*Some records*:

— begin —

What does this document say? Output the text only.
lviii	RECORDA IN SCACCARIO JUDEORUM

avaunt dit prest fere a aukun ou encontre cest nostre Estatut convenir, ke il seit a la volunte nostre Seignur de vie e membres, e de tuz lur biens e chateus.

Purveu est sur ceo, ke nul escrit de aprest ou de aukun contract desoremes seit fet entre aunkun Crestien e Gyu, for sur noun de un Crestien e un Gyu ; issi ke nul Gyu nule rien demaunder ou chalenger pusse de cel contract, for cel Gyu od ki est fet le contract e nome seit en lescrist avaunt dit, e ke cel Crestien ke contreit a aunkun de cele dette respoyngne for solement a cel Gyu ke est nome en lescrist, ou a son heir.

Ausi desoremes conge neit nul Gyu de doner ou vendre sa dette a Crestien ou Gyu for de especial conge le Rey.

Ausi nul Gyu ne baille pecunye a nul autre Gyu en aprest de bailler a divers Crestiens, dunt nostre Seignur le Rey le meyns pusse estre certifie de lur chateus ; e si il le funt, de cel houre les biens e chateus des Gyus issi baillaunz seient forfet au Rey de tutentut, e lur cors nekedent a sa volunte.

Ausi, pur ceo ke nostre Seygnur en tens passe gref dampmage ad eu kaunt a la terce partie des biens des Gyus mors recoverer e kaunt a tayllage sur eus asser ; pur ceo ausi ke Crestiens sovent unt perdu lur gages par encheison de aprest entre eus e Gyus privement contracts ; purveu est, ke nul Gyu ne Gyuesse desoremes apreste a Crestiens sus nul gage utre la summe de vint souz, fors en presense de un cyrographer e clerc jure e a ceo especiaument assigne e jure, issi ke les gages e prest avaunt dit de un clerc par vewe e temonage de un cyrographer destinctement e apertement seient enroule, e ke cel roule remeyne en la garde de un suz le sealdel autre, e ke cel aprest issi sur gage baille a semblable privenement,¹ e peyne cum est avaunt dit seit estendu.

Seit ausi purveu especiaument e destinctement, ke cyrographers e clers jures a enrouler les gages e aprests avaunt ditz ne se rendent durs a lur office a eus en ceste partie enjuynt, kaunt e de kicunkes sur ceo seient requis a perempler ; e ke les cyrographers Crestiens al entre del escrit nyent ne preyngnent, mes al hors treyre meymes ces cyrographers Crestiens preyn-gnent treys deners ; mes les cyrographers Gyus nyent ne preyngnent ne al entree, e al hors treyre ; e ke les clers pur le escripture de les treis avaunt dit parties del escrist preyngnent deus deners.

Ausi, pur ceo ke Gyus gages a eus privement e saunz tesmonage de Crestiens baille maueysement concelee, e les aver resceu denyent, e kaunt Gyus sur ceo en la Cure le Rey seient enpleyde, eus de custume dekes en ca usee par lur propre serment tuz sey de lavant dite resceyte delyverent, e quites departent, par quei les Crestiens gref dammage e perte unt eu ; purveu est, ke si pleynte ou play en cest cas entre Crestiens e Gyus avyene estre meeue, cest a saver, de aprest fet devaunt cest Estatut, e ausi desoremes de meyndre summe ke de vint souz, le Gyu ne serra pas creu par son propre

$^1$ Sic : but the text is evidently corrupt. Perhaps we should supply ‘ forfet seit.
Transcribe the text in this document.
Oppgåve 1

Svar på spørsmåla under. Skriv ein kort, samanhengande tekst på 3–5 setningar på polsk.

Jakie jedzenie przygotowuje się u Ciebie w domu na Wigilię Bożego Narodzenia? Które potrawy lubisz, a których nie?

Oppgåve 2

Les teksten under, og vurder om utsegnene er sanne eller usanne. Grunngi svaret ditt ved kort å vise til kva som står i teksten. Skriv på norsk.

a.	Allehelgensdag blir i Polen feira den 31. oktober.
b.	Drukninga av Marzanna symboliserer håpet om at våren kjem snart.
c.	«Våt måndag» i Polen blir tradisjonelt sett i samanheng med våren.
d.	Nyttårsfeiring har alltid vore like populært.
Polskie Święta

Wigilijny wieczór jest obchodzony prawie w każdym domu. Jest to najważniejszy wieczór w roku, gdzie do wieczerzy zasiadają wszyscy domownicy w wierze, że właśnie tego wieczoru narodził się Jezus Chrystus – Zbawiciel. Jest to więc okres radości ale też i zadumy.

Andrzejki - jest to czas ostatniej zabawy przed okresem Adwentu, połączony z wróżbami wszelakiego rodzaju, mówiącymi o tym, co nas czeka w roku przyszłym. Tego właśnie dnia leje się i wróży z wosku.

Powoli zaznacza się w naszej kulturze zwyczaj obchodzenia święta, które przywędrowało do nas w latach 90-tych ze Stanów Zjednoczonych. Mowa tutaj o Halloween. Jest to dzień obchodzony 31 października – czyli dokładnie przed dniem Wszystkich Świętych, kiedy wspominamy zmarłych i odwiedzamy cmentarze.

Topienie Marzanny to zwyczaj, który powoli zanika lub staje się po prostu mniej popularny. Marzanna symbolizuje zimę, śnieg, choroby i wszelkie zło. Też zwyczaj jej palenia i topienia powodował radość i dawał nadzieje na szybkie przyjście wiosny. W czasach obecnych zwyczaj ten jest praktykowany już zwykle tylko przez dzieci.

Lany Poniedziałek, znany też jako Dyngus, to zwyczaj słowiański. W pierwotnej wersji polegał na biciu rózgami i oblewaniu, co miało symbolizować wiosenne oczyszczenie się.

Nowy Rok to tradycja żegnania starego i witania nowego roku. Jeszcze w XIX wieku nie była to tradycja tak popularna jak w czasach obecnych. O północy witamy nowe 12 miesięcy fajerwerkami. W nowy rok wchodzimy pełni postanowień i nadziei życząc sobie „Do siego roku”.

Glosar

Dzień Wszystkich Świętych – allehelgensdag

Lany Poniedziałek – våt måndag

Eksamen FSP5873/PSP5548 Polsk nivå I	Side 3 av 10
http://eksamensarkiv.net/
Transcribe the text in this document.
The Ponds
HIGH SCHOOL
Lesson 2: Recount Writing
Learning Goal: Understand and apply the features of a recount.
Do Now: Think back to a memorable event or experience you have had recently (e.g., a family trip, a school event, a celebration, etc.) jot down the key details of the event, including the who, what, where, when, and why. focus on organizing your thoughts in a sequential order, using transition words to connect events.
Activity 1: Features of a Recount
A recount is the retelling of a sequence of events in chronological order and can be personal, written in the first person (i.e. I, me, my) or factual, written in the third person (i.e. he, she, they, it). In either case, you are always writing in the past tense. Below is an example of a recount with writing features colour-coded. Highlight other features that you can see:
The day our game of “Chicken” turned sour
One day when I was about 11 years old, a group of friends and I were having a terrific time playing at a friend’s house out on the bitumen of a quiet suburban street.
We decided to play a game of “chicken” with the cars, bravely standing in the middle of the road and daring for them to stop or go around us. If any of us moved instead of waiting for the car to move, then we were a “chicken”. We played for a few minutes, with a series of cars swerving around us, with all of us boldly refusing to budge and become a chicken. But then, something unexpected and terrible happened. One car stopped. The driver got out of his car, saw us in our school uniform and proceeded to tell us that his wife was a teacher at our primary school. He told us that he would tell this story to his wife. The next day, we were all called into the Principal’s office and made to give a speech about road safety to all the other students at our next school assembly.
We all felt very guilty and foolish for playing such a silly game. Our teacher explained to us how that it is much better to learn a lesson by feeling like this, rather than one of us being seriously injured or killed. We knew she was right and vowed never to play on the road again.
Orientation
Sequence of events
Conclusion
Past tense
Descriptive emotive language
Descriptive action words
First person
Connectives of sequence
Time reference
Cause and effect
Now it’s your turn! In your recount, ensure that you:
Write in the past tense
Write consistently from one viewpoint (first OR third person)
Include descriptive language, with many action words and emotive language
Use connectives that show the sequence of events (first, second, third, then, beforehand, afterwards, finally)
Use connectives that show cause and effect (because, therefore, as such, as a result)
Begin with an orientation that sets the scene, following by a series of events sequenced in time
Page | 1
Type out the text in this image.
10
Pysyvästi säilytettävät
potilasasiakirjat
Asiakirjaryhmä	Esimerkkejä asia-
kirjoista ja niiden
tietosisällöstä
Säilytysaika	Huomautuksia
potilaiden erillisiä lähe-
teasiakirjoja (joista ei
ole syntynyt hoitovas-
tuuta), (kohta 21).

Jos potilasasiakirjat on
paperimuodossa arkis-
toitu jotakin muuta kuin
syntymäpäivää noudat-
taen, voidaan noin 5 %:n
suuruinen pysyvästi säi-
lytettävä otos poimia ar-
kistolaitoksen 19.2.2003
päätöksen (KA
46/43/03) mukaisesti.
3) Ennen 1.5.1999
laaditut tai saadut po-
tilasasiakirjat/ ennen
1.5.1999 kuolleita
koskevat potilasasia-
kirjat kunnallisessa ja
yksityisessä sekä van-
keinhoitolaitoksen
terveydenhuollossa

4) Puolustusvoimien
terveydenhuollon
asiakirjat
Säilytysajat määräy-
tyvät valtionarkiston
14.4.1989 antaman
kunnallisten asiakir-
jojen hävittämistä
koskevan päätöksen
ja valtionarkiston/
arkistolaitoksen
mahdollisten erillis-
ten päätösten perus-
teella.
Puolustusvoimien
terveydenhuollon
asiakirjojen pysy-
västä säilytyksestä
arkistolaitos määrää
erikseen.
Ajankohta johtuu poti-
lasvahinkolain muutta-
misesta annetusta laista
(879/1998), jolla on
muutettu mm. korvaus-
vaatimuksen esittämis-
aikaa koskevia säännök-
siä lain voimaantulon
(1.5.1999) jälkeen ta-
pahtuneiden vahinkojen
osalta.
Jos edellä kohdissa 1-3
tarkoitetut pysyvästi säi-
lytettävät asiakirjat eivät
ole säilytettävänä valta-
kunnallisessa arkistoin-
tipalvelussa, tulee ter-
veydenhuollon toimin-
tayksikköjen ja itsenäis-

— end —

Scan the material above. Extract every line in which the word "Polen" occurs.

a.	Allehelgensdag blir i Polen feira den 31. oktober.
c.	«Våt måndag» i Polen blir tradisjonelt sett i samanheng med våren.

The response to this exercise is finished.